__REQUEST__:
Each entry below must be repeated exactly, with pictures left out.
━━━
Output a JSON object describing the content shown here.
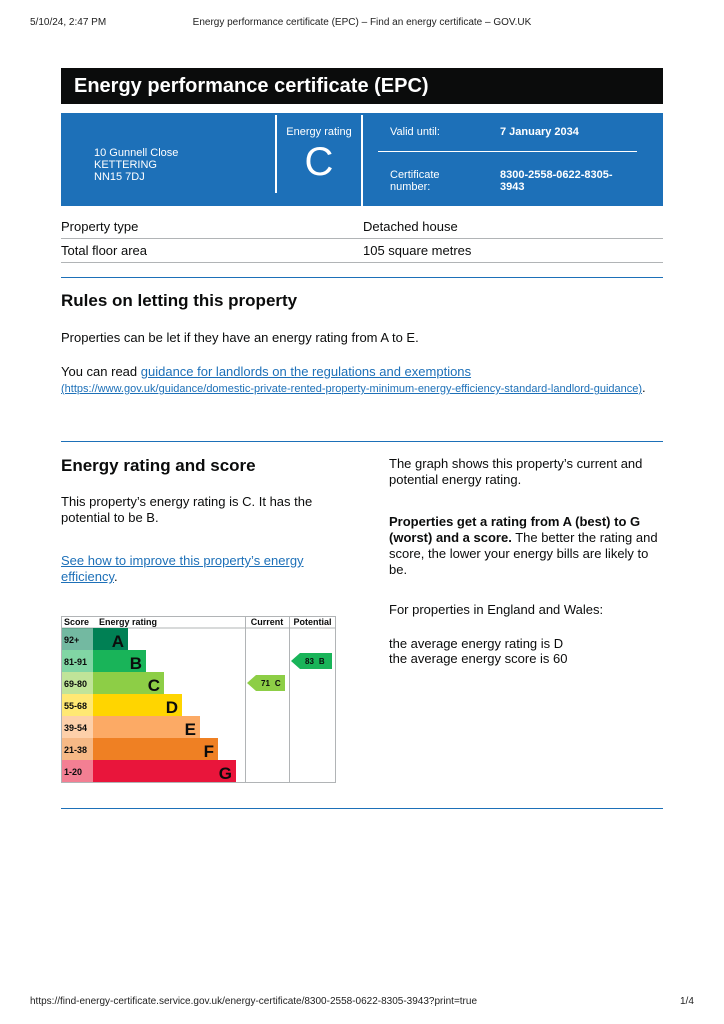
{
  "print_header": {
    "date": "5/10/24, 2:47 PM",
    "title": "Energy performance certificate (EPC) – Find an energy certificate – GOV.UK"
  },
  "header": {
    "title": "Energy performance certificate (EPC)"
  },
  "summary": {
    "address": [
      "10 Gunnell Close",
      "KETTERING",
      "NN15 7DJ"
    ],
    "rating_label": "Energy rating",
    "rating": "C",
    "valid_label": "Valid until:",
    "valid_date": "7 January 2034",
    "cert_label": "Certificate number:",
    "cert_number": "8300-2558-0622-8305-3943"
  },
  "property": {
    "rows": [
      [
        "Property type",
        "Detached house"
      ],
      [
        "Total floor area",
        "105 square metres"
      ]
    ]
  },
  "rules": {
    "heading": "Rules on letting this property",
    "paragraph": "Properties can be let if they have an energy rating from A to E.",
    "read_prefix": "You can read ",
    "link": "guidance for landlords on the regulations and exemptions",
    "url": "(https://www.gov.uk/guidance/domestic-private-rented-property-minimum-energy-efficiency-standard-landlord-guidance)",
    "read_suffix": "."
  },
  "rating_section": {
    "heading": "Energy rating and score",
    "paragraph": "This property’s energy rating is C. It has the potential to be B.",
    "link": "See how to improve this property’s energy efficiency",
    "link_suffix": ".",
    "graph_text": "The graph shows this property’s current and potential energy rating.",
    "bold_text": "Properties get a rating from A (best) to G (worst) and a score.",
    "rest_text": " The better the rating and score, the lower your energy bills are likely to be.",
    "region_text": "For properties in England and Wales:",
    "average_rating": "the average energy rating is D",
    "average_score": "the average energy score is 60"
  },
  "graph": {
    "headers": [
      "Score",
      "Energy rating",
      "Current",
      "Potential"
    ],
    "bands": [
      {
        "score": "92+",
        "letter": "A",
        "color": "#008054"
      },
      {
        "score": "81-91",
        "letter": "B",
        "color": "#19b459"
      },
      {
        "score": "69-80",
        "letter": "C",
        "color": "#8dce46"
      },
      {
        "score": "55-68",
        "letter": "D",
        "color": "#ffd500"
      },
      {
        "score": "39-54",
        "letter": "E",
        "color": "#fcaa65"
      },
      {
        "score": "21-38",
        "letter": "F",
        "color": "#ef8023"
      },
      {
        "score": "1-20",
        "letter": "G",
        "color": "#e9153b"
      }
    ],
    "current": {
      "score": 71,
      "letter": "C"
    },
    "potential": {
      "score": 83,
      "letter": "B"
    }
  },
  "footer": {
    "url": "https://find-energy-certificate.service.gov.uk/energy-certificate/8300-2558-0622-8305-3943?print=true",
    "page": "1/4"
  }
}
━━━
__ANSWER TO THE EXERCISE__:
Output a JSON object describing the content shown here.
{
  "print_header": {
    "date": "5/10/24, 2:47 PM",
    "title": "Energy performance certificate (EPC) – Find an energy certificate – GOV.UK"
  },
  "header": {
    "title": "Energy performance certificate (EPC)"
  },
  "summary": {
    "address": [
      "10 Gunnell Close",
      "KETTERING",
      "NN15 7DJ"
    ],
    "rating_label": "Energy rating",
    "rating": "C",
    "valid_label": "Valid until:",
    "valid_date": "7 January 2034",
    "cert_label": "Certificate number:",
    "cert_number": "8300-2558-0622-8305-3943"
  },
  "property": {
    "rows": [
      [
        "Property type",
        "Detached house"
      ],
      [
        "Total floor area",
        "105 square metres"
      ]
    ]
  },
  "rules": {
    "heading": "Rules on letting this property",
    "paragraph": "Properties can be let if they have an energy rating from A to E.",
    "read_prefix": "You can read ",
    "link": "guidance for landlords on the regulations and exemptions",
    "url": "(https://www.gov.uk/guidance/domestic-private-rented-property-minimum-energy-efficiency-standard-landlord-guidance)",
    "read_suffix": "."
  },
  "rating_section": {
    "heading": "Energy rating and score",
    "paragraph": "This property’s energy rating is C. It has the potential to be B.",
    "link": "See how to improve this property’s energy efficiency",
    "link_suffix": ".",
    "graph_text": "The graph shows this property’s current and potential energy rating.",
    "bold_text": "Properties get a rating from A (best) to G (worst) and a score.",
    "rest_text": " The better the rating and score, the lower your energy bills are likely to be.",
    "region_text": "For properties in England and Wales:",
    "average_rating": "the average energy rating is D",
    "average_score": "the average energy score is 60"
  },
  "graph": {
    "headers": [
      "Score",
      "Energy rating",
      "Current",
      "Potential"
    ],
    "bands": [
      {
        "score": "92+",
        "letter": "A",
        "color": "#008054"
      },
      {
        "score": "81-91",
        "letter": "B",
        "color": "#19b459"
      },
      {
        "score": "69-80",
        "letter": "C",
        "color": "#8dce46"
      },
      {
        "score": "55-68",
        "letter": "D",
        "color": "#ffd500"
      },
      {
        "score": "39-54",
        "letter": "E",
        "color": "#fcaa65"
      },
      {
        "score": "21-38",
        "letter": "F",
        "color": "#ef8023"
      },
      {
        "score": "1-20",
        "letter": "G",
        "color": "#e9153b"
      }
    ],
    "current": {
      "score": 71,
      "letter": "C"
    },
    "potential": {
      "score": 83,
      "letter": "B"
    }
  },
  "footer": {
    "url": "https://find-energy-certificate.service.gov.uk/energy-certificate/8300-2558-0622-8305-3943?print=true",
    "page": "1/4"
  }
}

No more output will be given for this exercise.